Selected extract:
________________

The research was supported by a grant from the National Institute of Mental Health (MH42465) to Frances K. Graham and Robert F. Simons and contains aspects of both the Ph.D. dissertation of Mark A. Miles and the MA thesis of Xun Chen. Portions of this paper were presented at the 39th annual meeting of the Society for Psychophysiological Research, Granada, Spain, October, 1999.
Address correspondence to Robert F. Simons, Department of Psychology, University of Delaware, Newark, DE 19716.
Deviant
stimuli give rise to a late positive ERP component with latencies from 250-400
ms. Target deviants elicit a P300
with maximum amplitude over parieto-central recording sites while the ‘P300’
elicited by deviant nontarget stimuli occurs somewhat earlier and shows a more
frontally-oriented scalp distribution. Two
varieties of frontal P300s have been described, elicited either by rare stimuli
(target or nontarget) presented in a two-stimulus oddball task (P3a)
or by infrequent, unrecognizable stimuli presented in the context of a
three-stimulus oddball task (Novelty-P3).
The Novelty-P3 has been observed in a number of subsequent
studies; the P3a has not been extensively studied and both its significance and
existence have been called into question. The
present report describes a replication of two prototypical studies with
‘frontal’ P3s observed in each context.
Application of factor analysis to the two sets of ERP waveforms does not
support a distinction between these two components.
In 1975, two papers were published that reported the
existence of positive ERP components that were either antecedent or temporally
coincident with the oddball-elicited P300 (Courchesne, Hillyard & Galambos,
1975; Squires, Squires & Hillyard, 1975).
In both papers, the positivity had a more anterior scalp distribution
than the parieto-central distribution that characterized the traditional P300.
The component described by Squires et al. was referred to as the P3a and
was observed in response to infrequent stimuli during an oddball task or to the
same stimuli when unattended; Courchesne et al. described a component they
labeled the Novels-P3 that they observed in response to rare, unexpected stimuli
inserted unexpectedly as a third stimulus type during an otherwise traditional
oddball task. They initially argued that it was the relative uncodability
of their novel stimuli that prompted the more anterior P3 response, but it has
been subsequently demonstrated by Polich and colleagues (Comerchero, Katayama
& Polich, 2000) that codability is not a necessary stimulus characteristic.
Research on the Novels-P3 (which we will refer to as the Novelty-P3) has been vigorous and the basic phenomenon has been demostrated in many laboratories (e.g., Cycowicz & Friedman, 1999; Katayama & Polich, 1998; Knight, 1984; Mecklinger & Ullsperger, 1995; Spencer, Dien & Donchin, 1999) using visual (Comerchero & Polich, 2000), acoustic (Courchesne et al., 1984), and tactile stimuli (Knight, 1996) with little apparent difference across modalities. Knight & Scabini (1998) describe the Novelty-P3 as an ERP measure of “neural activity in a distributed multimodal corticolimbic-orienting system that processes novel events”.

________________

What you need to do:
(A) In the passage on frontal P300 components, what name did Courchesne et al. give the component they described?
(B) Check each statement against the passage on frontal P300 components and mark it yes or no, quoting the words that decide it. (i) Target deviants elicit a P300 that is largest over frontal recording sites. (ii) Two papers reporting positive ERP components came out in 1975. (iii) Factor analysis of the two sets of ERP waveforms supports a distinction between the two components.
(C) Copy the passage on frontal P300 components from "or by infrequent, unrecognizable" up to and including "in each context.", putting "typical" in place of "prototypical".

Raw data:
________________

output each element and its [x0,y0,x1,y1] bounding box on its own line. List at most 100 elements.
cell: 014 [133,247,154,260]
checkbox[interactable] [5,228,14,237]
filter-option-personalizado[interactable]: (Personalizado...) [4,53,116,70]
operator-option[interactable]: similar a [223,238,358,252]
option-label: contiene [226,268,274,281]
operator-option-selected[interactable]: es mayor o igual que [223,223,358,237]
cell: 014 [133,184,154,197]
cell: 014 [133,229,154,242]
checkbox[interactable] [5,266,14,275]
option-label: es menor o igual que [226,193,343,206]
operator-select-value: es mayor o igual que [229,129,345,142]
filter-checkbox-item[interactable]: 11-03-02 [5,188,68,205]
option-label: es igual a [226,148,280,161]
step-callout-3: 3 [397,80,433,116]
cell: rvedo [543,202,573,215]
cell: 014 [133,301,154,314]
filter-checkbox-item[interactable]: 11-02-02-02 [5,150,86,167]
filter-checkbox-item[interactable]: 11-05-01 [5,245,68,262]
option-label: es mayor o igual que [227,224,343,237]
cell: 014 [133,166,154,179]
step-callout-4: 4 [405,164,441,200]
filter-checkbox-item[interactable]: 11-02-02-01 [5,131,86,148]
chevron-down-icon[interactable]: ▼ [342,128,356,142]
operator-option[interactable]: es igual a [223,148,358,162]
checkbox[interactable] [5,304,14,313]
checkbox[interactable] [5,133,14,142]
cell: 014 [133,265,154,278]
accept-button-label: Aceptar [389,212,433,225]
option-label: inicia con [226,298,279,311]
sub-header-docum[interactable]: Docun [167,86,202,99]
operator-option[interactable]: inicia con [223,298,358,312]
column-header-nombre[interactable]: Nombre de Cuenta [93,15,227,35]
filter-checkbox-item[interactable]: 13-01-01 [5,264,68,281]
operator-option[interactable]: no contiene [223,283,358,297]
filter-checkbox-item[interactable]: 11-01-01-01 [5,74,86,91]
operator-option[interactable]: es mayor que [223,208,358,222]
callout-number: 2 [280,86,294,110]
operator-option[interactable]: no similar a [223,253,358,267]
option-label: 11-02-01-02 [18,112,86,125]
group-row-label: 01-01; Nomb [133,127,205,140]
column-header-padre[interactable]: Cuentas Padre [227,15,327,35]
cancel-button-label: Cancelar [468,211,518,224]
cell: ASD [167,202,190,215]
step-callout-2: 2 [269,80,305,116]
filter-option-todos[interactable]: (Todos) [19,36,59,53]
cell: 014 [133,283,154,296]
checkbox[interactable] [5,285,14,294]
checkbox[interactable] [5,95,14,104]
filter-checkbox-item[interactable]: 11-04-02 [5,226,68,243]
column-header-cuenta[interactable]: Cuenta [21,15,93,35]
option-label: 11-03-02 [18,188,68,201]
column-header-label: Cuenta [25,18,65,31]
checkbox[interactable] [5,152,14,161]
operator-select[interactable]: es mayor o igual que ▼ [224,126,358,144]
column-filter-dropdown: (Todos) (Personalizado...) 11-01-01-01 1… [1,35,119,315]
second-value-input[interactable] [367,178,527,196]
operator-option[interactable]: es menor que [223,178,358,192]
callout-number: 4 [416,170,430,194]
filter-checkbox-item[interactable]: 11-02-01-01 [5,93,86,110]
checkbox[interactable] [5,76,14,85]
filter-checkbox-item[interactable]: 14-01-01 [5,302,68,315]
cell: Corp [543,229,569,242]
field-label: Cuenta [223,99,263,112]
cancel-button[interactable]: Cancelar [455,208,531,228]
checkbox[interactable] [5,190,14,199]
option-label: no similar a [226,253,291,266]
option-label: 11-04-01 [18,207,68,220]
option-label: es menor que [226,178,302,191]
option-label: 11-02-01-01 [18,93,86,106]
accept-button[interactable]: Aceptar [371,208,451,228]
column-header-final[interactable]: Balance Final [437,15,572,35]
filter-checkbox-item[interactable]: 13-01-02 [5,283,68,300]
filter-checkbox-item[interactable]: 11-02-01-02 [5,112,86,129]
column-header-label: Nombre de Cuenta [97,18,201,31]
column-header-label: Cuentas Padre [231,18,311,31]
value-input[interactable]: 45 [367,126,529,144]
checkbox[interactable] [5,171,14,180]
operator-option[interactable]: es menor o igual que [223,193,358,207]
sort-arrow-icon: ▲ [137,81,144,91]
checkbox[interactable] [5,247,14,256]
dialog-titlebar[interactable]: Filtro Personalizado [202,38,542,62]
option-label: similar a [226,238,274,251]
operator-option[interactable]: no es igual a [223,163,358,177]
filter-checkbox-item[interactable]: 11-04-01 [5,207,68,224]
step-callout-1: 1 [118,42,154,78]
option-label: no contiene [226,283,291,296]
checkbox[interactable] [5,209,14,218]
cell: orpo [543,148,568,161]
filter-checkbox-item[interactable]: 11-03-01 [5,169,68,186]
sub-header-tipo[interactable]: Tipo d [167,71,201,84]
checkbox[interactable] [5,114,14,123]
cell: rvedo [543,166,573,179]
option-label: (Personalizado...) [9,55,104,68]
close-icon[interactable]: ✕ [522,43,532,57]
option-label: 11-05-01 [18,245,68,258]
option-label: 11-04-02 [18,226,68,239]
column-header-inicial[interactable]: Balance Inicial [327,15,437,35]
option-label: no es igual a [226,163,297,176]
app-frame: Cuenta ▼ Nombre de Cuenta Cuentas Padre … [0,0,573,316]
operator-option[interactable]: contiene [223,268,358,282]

________________

Answers in order:
(A) They called it the Novels-P3.

(B)
(i) No: "Target deviants elicit a P300 with maximum amplitude over parieto-central recording sites"
(ii) Yes: "In 1975, two papers were published that reported the existence of positive ERP components"
(iii) No: "Application of factor analysis to the two sets of ERP waveforms does not support a distinction between these two components."

(C)
or by infrequent, unrecognizable stimuli presented in the context of a
three-stimulus oddball task (Novelty-P3).
The Novelty-P3 has been observed in a number of subsequent
studies; the P3a has not been extensively studied and both its significance and
existence have been called into question. The
present report describes a replication of two typical studies with
‘frontal’ P3s observed in each context.